(Given exercise) Please write out the complete listing that follows, exactly as it reads.

Saved data entries:
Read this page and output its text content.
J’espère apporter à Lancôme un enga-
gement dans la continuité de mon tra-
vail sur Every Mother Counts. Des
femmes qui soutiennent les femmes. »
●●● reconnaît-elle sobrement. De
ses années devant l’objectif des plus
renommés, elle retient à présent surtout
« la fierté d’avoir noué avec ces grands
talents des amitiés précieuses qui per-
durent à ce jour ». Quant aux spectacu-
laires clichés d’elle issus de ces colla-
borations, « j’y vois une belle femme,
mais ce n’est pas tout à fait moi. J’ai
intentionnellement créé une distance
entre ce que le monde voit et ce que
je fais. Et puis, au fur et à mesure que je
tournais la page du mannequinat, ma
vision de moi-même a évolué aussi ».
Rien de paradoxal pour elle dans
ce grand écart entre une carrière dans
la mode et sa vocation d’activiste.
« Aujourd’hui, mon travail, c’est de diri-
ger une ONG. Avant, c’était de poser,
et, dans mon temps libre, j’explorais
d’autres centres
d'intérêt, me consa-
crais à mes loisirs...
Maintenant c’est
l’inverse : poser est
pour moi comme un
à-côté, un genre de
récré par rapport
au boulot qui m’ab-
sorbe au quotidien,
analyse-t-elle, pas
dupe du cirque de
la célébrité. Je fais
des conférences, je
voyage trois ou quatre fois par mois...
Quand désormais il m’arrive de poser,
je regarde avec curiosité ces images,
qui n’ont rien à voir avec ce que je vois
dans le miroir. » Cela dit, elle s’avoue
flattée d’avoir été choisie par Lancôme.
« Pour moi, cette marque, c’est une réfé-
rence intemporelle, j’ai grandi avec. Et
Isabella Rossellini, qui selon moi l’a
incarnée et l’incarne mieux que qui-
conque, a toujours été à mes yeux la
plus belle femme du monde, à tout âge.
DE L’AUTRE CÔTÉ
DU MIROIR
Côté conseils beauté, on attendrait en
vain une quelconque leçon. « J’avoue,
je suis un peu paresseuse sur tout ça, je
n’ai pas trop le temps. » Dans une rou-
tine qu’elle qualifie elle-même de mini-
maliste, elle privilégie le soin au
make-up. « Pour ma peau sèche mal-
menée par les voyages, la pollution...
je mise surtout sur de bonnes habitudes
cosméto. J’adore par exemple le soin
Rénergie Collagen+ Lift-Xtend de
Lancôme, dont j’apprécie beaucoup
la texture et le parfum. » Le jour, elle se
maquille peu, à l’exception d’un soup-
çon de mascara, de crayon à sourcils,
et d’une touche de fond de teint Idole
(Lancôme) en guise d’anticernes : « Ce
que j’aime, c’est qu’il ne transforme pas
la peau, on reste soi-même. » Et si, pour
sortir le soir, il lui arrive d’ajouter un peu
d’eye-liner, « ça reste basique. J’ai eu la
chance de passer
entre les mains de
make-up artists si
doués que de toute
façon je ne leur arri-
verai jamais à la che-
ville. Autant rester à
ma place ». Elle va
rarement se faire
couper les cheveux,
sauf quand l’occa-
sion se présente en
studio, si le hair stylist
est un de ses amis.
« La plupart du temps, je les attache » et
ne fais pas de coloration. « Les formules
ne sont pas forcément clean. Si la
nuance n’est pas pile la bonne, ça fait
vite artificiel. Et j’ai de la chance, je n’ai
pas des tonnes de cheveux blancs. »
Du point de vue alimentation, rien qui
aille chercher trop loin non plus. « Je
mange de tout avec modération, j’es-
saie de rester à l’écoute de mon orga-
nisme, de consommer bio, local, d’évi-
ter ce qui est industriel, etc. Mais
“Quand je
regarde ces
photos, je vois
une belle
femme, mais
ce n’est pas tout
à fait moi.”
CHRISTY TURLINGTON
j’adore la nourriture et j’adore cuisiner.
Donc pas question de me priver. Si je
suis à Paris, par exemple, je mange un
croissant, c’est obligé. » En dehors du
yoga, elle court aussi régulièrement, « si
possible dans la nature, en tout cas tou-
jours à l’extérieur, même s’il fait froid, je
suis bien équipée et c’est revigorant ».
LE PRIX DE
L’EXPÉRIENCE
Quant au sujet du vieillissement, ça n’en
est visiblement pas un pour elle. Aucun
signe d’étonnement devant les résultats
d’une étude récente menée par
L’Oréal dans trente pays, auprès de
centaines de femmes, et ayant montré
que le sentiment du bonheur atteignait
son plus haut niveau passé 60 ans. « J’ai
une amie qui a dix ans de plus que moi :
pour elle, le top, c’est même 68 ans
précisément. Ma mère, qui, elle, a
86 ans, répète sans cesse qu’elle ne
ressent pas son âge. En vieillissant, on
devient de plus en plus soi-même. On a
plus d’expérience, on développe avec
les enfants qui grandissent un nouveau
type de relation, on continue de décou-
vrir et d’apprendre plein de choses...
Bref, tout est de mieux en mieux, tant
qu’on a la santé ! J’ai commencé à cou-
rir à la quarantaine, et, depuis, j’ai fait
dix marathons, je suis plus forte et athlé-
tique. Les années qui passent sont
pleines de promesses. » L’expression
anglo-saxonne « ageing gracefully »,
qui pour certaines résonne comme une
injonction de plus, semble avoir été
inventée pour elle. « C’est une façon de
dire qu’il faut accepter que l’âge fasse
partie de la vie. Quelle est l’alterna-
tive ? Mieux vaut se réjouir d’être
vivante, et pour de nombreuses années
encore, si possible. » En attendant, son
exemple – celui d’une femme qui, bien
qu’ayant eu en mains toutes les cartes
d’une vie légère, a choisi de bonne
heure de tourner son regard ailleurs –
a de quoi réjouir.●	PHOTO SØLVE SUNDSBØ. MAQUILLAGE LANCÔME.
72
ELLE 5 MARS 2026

(The answer)
Read this page and output its text content.
J’espère apporter à Lancôme un enga-
gement dans la continuité de mon tra-
vail sur Every Mother Counts. Des
femmes qui soutiennent les femmes. »
●●● reconnaît-elle sobrement. De
ses années devant l’objectif des plus
renommés, elle retient à présent surtout
« la fierté d’avoir noué avec ces grands
talents des amitiés précieuses qui per-
durent à ce jour ». Quant aux spectacu-
laires clichés d’elle issus de ces colla-
borations, « j’y vois une belle femme,
mais ce n’est pas tout à fait moi. J’ai
intentionnellement créé une distance
entre ce que le monde voit et ce que
je fais. Et puis, au fur et à mesure que je
tournais la page du mannequinat, ma
vision de moi-même a évolué aussi ».
Rien de paradoxal pour elle dans
ce grand écart entre une carrière dans
la mode et sa vocation d’activiste.
« Aujourd’hui, mon travail, c’est de diri-
ger une ONG. Avant, c’était de poser,
et, dans mon temps libre, j’explorais
d’autres centres
d'intérêt, me consa-
crais à mes loisirs...
Maintenant c’est
l’inverse : poser est
pour moi comme un
à-côté, un genre de
récré par rapport
au boulot qui m’ab-
sorbe au quotidien,
analyse-t-elle, pas
dupe du cirque de
la célébrité. Je fais
des conférences, je
voyage trois ou quatre fois par mois...
Quand désormais il m’arrive de poser,
je regarde avec curiosité ces images,
qui n’ont rien à voir avec ce que je vois
dans le miroir. » Cela dit, elle s’avoue
flattée d’avoir été choisie par Lancôme.
« Pour moi, cette marque, c’est une réfé-
rence intemporelle, j’ai grandi avec. Et
Isabella Rossellini, qui selon moi l’a
incarnée et l’incarne mieux que qui-
conque, a toujours été à mes yeux la
plus belle femme du monde, à tout âge.
DE L’AUTRE CÔTÉ
DU MIROIR
Côté conseils beauté, on attendrait en
vain une quelconque leçon. « J’avoue,
je suis un peu paresseuse sur tout ça, je
n’ai pas trop le temps. » Dans une rou-
tine qu’elle qualifie elle-même de mini-
maliste, elle privilégie le soin au
make-up. « Pour ma peau sèche mal-
menée par les voyages, la pollution...
je mise surtout sur de bonnes habitudes
cosméto. J’adore par exemple le soin
Rénergie Collagen+ Lift-Xtend de
Lancôme, dont j’apprécie beaucoup
la texture et le parfum. » Le jour, elle se
maquille peu, à l’exception d’un soup-
çon de mascara, de crayon à sourcils,
et d’une touche de fond de teint Idole
(Lancôme) en guise d’anticernes : « Ce
que j’aime, c’est qu’il ne transforme pas
la peau, on reste soi-même. » Et si, pour
sortir le soir, il lui arrive d’ajouter un peu
d’eye-liner, « ça reste basique. J’ai eu la
chance de passer
entre les mains de
make-up artists si
doués que de toute
façon je ne leur arri-
verai jamais à la che-
ville. Autant rester à
ma place ». Elle va
rarement se faire
couper les cheveux,
sauf quand l’occa-
sion se présente en
studio, si le hair stylist
est un de ses amis.
« La plupart du temps, je les attache » et
ne fais pas de coloration. « Les formules
ne sont pas forcément clean. Si la
nuance n’est pas pile la bonne, ça fait
vite artificiel. Et j’ai de la chance, je n’ai
pas des tonnes de cheveux blancs. »
Du point de vue alimentation, rien qui
aille chercher trop loin non plus. « Je
mange de tout avec modération, j’es-
saie de rester à l’écoute de mon orga-
nisme, de consommer bio, local, d’évi-
ter ce qui est industriel, etc. Mais
“Quand je
regarde ces
photos, je vois
une belle
femme, mais
ce n’est pas tout
à fait moi.”
CHRISTY TURLINGTON
j’adore la nourriture et j’adore cuisiner.
Donc pas question de me priver. Si je
suis à Paris, par exemple, je mange un
croissant, c’est obligé. » En dehors du
yoga, elle court aussi régulièrement, « si
possible dans la nature, en tout cas tou-
jours à l’extérieur, même s’il fait froid, je
suis bien équipée et c’est revigorant ».
LE PRIX DE
L’EXPÉRIENCE
Quant au sujet du vieillissement, ça n’en
est visiblement pas un pour elle. Aucun
signe d’étonnement devant les résultats
d’une étude récente menée par
L’Oréal dans trente pays, auprès de
centaines de femmes, et ayant montré
que le sentiment du bonheur atteignait
son plus haut niveau passé 60 ans. « J’ai
une amie qui a dix ans de plus que moi :
pour elle, le top, c’est même 68 ans
précisément. Ma mère, qui, elle, a
86 ans, répète sans cesse qu’elle ne
ressent pas son âge. En vieillissant, on
devient de plus en plus soi-même. On a
plus d’expérience, on développe avec
les enfants qui grandissent un nouveau
type de relation, on continue de décou-
vrir et d’apprendre plein de choses...
Bref, tout est de mieux en mieux, tant
qu’on a la santé ! J’ai commencé à cou-
rir à la quarantaine, et, depuis, j’ai fait
dix marathons, je suis plus forte et athlé-
tique. Les années qui passent sont
pleines de promesses. » L’expression
anglo-saxonne « ageing gracefully »,
qui pour certaines résonne comme une
injonction de plus, semble avoir été
inventée pour elle. « C’est une façon de
dire qu’il faut accepter que l’âge fasse
partie de la vie. Quelle est l’alterna-
tive ? Mieux vaut se réjouir d’être
vivante, et pour de nombreuses années
encore, si possible. » En attendant, son
exemple – celui d’une femme qui, bien
qu’ayant eu en mains toutes les cartes
d’une vie légère, a choisi de bonne
heure de tourner son regard ailleurs –
a de quoi réjouir.●	PHOTO SØLVE SUNDSBØ. MAQUILLAGE LANCÔME.
72
ELLE 5 MARS 2026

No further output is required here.